Problem requirements: Copy word for word everything from the line containing "Where is each" down to the line containing "svg-text:WOHNEN: WOHNEN [193, 177, 290, 205]", including both of those rows. Leave the pictures out of your answer.

Supplied information:

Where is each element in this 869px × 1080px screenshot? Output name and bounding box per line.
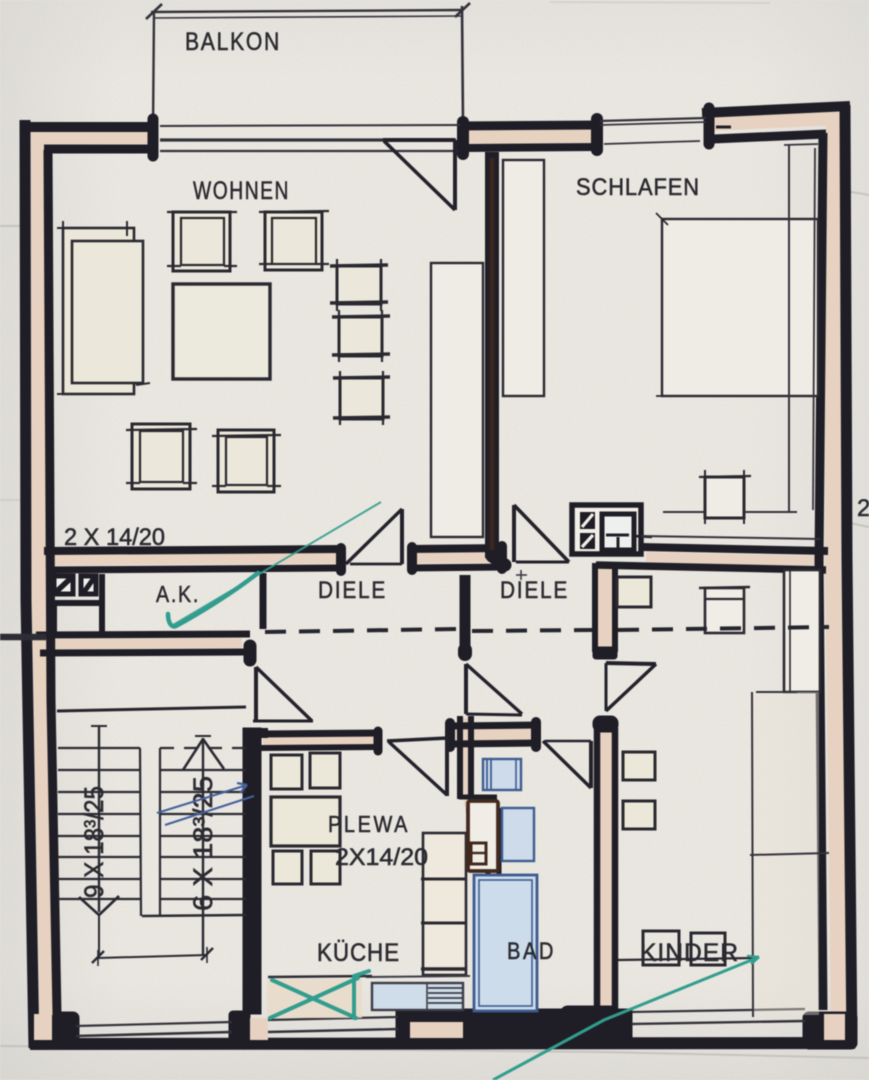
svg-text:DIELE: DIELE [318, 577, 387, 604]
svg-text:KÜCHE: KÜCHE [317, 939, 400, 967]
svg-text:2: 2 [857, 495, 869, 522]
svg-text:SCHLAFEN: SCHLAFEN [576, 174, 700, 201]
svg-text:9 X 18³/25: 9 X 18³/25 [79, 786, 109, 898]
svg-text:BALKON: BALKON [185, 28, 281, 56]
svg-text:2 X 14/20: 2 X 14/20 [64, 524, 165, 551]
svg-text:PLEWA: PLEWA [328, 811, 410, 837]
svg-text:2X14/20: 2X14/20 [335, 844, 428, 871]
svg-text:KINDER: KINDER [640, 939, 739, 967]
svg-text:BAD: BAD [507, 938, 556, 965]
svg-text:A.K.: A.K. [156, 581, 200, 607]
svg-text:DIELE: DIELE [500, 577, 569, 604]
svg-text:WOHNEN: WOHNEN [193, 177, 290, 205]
--
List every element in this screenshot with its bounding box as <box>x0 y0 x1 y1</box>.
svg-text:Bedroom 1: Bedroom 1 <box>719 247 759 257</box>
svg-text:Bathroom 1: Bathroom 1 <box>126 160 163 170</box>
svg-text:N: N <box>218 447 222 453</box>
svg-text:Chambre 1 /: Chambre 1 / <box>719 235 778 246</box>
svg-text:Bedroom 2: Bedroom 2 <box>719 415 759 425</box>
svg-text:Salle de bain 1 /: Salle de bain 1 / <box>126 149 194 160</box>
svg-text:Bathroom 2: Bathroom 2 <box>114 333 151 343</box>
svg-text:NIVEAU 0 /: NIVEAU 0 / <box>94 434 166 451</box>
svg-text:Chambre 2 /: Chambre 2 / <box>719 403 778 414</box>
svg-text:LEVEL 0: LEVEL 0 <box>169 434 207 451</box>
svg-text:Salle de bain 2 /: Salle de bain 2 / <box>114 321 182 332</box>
--
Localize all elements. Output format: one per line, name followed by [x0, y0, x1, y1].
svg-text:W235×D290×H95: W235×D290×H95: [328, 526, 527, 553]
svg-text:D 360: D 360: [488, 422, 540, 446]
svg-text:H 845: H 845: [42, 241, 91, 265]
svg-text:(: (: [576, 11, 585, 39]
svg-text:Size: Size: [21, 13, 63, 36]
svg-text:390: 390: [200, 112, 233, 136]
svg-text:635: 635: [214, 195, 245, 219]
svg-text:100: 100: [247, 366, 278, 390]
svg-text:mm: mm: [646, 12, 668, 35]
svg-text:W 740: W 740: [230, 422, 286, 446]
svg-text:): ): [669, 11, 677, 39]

Written response:
Where is each element in this 869px × 1080px screenshot? Output name and bounding box per line.
svg-text:DIELE: DIELE [318, 577, 387, 604]
svg-text:KÜCHE: KÜCHE [317, 939, 400, 967]
svg-text:2: 2 [857, 495, 869, 522]
svg-text:SCHLAFEN: SCHLAFEN [576, 174, 700, 201]
svg-text:9 X 18³/25: 9 X 18³/25 [79, 786, 109, 898]
svg-text:BALKON: BALKON [185, 28, 281, 56]
svg-text:2 X 14/20: 2 X 14/20 [64, 524, 165, 551]
svg-text:PLEWA: PLEWA [328, 811, 410, 837]
svg-text:2X14/20: 2X14/20 [335, 844, 428, 871]
svg-text:KINDER: KINDER [640, 939, 739, 967]
svg-text:BAD: BAD [507, 938, 556, 965]
svg-text:A.K.: A.K. [156, 581, 200, 607]
svg-text:DIELE: DIELE [500, 577, 569, 604]
svg-text:WOHNEN: WOHNEN [193, 177, 290, 205]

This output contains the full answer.